**Requirements**.
Please list all lines of the material below in which the string "JSON" occurs.

**Listing**.
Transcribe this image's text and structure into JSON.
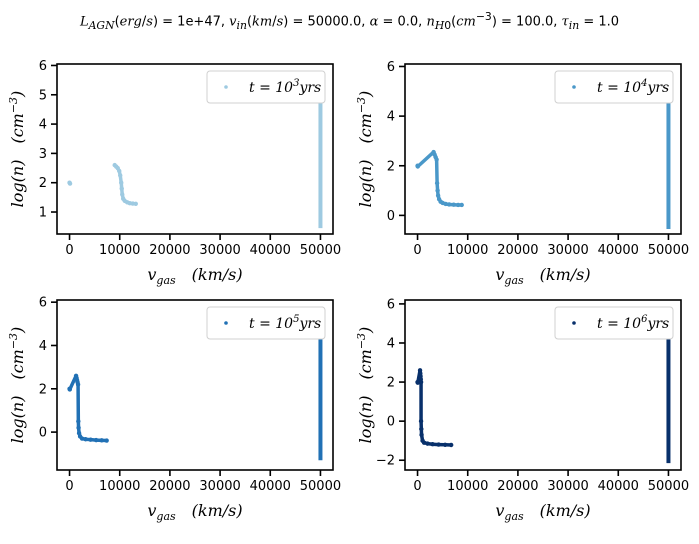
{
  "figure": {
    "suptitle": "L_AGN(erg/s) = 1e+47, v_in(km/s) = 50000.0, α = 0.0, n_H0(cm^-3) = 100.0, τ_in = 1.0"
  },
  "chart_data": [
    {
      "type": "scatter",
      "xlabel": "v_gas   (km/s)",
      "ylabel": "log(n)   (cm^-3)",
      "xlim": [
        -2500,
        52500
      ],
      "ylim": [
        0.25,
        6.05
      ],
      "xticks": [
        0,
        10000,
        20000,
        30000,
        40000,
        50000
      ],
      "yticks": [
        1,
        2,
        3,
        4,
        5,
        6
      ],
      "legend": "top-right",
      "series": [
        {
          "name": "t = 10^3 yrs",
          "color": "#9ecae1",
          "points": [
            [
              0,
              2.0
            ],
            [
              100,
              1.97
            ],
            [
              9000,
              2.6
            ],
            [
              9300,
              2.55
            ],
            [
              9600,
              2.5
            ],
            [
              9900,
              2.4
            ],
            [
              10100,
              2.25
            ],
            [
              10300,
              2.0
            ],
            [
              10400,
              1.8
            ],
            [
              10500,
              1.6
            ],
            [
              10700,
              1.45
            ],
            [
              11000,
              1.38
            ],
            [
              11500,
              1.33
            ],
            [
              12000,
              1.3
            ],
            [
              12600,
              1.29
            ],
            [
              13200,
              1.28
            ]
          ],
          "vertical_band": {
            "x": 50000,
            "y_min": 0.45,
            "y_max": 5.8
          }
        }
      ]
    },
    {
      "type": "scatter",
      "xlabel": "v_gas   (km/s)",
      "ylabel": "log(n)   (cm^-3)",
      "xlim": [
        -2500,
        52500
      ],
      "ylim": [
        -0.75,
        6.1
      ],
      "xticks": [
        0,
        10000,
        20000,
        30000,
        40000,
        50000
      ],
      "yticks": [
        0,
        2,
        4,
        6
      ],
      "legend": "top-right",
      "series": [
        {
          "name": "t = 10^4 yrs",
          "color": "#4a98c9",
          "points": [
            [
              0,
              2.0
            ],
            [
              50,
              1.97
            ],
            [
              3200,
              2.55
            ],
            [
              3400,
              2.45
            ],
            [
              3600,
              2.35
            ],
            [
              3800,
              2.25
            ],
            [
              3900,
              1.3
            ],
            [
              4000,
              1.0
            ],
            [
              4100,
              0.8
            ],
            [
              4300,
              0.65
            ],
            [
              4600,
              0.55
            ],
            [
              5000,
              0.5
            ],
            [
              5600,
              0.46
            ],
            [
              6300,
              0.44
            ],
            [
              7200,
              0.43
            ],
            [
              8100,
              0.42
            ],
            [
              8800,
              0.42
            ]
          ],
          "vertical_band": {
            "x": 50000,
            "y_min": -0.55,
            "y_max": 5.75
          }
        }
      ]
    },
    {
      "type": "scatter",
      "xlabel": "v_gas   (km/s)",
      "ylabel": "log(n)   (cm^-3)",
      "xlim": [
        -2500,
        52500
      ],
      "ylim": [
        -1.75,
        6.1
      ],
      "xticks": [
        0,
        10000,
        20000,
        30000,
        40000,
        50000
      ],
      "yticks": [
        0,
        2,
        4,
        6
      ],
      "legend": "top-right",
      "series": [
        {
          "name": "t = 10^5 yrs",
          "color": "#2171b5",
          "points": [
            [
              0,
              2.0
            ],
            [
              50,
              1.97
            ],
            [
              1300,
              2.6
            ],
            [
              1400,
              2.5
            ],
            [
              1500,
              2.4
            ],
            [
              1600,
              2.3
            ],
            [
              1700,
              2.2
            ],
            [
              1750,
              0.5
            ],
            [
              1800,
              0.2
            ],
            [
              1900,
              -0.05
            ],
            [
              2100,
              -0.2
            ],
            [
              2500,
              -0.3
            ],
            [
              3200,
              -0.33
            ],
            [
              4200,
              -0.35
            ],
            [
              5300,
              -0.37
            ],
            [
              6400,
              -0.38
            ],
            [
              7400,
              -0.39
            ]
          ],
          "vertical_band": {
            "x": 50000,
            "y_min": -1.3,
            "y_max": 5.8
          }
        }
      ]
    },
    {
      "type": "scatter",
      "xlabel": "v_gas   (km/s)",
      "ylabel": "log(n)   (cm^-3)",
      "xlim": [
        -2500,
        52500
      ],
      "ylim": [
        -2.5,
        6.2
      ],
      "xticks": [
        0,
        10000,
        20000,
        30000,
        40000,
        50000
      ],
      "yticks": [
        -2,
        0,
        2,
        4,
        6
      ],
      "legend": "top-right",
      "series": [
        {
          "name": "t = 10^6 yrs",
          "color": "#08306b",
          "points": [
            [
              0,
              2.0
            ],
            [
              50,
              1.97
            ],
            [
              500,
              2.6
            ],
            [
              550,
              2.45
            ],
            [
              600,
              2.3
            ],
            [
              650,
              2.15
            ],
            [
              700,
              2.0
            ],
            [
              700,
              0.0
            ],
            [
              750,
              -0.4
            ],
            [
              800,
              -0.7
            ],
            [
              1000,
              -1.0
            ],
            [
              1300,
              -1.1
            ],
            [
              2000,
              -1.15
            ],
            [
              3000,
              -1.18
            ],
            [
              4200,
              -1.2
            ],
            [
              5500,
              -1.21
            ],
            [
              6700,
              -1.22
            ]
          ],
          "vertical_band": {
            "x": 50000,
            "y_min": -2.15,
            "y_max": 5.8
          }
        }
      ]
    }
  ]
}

--

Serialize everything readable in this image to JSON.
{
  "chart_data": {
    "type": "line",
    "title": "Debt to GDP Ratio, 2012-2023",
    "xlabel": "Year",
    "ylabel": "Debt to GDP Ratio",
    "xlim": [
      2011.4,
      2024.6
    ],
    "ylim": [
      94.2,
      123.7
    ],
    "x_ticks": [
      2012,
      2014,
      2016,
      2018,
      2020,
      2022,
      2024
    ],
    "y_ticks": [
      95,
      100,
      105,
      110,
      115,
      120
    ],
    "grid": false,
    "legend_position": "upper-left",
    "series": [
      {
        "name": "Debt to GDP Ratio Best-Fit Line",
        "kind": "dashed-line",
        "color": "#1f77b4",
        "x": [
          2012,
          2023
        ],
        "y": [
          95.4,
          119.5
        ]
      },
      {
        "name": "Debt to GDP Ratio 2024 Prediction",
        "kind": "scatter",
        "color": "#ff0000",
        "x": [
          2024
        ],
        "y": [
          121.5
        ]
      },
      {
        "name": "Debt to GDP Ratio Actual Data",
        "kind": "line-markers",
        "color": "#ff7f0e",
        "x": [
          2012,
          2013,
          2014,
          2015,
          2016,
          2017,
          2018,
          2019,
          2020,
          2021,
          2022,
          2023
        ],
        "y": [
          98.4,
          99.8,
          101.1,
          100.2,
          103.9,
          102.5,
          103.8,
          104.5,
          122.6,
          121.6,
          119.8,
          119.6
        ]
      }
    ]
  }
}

**Solution**.
Transcribe this image's text and structure into JSON.
Serialize everything readable in this image to JSON.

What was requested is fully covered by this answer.